» DOCUMENT EXCERPT:
------------------------------
Next, we will try to identify GO terms connected to ChIP-Seq peaks calls using GREAT. We need `bed` files to use the GREAT portal. We will do the conversion from a `bigBed` file to a `bed` file on our AWS session

- In the IHEC Data Portal, go back to the default grid page (by clicking on Data Grid in the top bar). For assembly `Human (hg38)`, filter the tissues list to keep only “Bone Marrow” tissues

![](./img/GREAT_select_bone_marrow.png)

- Select the datasets for cell type “Myeloid cell” and assay H3K27ac

![](./img/GREAT_bone_marrow_h3k27ac.png)

- For this exercise, we will download only one of the bigbeds for available datasets. Pick up the dataset below, for sample `ERS1027405`:

![](./img/GREAT_selectSomeBoneMarrowDatasets.png)

- Click “Download tracks” at the bottom of the grid

- On the download page, click on `View Full URL List`. This will give you a text list with all tracks of interest Copy the link to this page in your clipboard, using the address provided in your browser’s URL bar

![](./img/GREAT_batch_download.png)
------------------------------
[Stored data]

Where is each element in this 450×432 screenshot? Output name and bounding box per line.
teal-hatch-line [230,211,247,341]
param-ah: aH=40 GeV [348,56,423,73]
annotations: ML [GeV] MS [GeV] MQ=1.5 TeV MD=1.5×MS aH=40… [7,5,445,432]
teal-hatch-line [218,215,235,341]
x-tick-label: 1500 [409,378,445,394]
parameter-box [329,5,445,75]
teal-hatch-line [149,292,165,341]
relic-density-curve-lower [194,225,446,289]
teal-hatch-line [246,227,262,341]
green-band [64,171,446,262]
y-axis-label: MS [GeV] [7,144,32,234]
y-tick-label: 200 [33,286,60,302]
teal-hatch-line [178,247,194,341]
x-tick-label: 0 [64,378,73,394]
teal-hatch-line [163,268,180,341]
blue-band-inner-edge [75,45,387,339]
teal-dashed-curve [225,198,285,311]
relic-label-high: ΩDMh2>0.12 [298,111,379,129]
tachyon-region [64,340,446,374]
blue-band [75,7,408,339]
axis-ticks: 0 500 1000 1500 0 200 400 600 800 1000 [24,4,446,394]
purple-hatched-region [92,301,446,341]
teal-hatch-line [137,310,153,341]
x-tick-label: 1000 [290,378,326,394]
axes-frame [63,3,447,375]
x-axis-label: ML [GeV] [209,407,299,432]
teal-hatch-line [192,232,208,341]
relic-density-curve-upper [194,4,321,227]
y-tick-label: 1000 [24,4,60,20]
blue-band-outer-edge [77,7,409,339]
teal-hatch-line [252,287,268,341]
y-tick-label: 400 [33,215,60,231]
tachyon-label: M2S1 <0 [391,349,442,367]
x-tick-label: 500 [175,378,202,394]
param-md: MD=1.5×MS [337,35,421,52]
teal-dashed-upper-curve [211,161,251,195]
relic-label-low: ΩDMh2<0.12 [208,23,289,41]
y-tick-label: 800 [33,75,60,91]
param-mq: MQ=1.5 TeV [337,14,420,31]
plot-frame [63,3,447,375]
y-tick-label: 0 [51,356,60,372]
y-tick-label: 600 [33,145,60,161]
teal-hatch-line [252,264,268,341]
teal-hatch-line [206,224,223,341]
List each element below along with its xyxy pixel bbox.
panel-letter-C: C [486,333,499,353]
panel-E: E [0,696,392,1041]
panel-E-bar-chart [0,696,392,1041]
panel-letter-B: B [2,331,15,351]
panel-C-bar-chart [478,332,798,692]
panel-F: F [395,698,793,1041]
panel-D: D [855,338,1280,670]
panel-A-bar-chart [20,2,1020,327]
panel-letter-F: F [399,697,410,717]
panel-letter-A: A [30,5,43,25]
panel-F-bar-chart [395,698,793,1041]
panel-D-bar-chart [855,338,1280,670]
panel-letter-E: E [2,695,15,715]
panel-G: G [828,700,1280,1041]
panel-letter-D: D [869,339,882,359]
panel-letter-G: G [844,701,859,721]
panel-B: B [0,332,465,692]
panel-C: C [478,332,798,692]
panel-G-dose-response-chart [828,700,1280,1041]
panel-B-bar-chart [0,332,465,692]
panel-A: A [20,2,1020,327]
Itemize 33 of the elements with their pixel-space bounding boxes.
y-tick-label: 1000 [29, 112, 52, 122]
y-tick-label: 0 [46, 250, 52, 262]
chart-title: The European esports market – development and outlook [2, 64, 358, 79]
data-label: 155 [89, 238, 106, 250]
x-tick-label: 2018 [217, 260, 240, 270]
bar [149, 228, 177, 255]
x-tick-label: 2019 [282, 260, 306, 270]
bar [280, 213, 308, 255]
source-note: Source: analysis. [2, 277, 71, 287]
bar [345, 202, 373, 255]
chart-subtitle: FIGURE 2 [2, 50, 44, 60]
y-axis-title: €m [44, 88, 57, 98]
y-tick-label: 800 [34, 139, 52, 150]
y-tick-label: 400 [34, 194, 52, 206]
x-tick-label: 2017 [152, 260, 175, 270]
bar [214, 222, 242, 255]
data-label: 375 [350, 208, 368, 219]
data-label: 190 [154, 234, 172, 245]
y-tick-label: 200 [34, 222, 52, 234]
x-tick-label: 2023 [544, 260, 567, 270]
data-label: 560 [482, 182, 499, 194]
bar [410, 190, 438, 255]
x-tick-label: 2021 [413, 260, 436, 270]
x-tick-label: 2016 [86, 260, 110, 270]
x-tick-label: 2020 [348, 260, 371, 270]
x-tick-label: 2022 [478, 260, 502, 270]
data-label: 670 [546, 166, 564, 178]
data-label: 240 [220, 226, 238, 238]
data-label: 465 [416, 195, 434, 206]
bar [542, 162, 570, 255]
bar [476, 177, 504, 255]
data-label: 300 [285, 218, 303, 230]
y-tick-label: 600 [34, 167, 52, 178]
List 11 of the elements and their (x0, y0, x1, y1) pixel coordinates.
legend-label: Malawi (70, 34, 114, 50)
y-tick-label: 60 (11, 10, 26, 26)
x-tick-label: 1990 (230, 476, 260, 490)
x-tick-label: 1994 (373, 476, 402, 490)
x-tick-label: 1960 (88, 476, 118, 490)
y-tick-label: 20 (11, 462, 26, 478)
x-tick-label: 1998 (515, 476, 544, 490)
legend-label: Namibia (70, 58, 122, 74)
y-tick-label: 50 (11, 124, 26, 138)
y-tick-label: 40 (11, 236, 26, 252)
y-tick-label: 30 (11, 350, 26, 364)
------------------------------
» EXERCISE AIM: In the walkthrough on finding GO terms with GREAT, which sample's dataset should be picked for download?

» THE ANSWER: ERS1027405